::: Exercise data
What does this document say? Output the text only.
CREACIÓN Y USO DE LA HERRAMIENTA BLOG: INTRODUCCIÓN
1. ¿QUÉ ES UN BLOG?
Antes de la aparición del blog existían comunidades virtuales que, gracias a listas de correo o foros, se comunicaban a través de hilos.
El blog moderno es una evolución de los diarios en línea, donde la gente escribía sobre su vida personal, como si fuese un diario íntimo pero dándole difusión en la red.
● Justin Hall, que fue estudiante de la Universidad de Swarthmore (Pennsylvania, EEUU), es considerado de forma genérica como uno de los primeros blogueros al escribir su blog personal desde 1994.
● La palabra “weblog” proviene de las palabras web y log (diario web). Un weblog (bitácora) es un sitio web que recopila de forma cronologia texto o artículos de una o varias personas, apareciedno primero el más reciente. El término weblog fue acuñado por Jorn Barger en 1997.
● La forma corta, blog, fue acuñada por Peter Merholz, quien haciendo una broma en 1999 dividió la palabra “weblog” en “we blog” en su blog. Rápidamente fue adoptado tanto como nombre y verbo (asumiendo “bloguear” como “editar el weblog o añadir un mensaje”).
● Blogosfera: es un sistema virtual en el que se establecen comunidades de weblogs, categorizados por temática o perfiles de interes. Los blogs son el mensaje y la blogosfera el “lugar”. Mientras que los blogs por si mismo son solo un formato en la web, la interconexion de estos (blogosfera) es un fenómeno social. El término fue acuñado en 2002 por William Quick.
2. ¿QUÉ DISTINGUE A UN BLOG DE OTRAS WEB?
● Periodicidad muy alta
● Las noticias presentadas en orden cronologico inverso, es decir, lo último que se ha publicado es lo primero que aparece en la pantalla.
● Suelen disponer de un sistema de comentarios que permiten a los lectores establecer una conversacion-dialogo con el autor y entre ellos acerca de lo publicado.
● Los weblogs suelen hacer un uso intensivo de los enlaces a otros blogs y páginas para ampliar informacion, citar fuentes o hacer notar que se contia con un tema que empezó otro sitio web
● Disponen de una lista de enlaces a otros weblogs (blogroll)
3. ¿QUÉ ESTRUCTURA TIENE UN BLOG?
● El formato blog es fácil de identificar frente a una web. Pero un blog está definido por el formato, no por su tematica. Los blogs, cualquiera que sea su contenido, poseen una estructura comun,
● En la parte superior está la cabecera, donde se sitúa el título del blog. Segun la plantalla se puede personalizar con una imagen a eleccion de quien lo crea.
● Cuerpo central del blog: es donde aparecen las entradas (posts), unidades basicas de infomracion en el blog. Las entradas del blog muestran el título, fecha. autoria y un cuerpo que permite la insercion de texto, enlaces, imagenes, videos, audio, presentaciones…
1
::::::
*Exercise objective:* The response must contain each line above that holds the string "otros".

*Written reply:*
● Los weblogs suelen hacer un uso intensivo de los enlaces a otros blogs y páginas para ampliar informacion, citar fuentes o hacer notar que se contia con un tema que empezó otro sitio web
● Disponen de una lista de enlaces a otros weblogs (blogroll)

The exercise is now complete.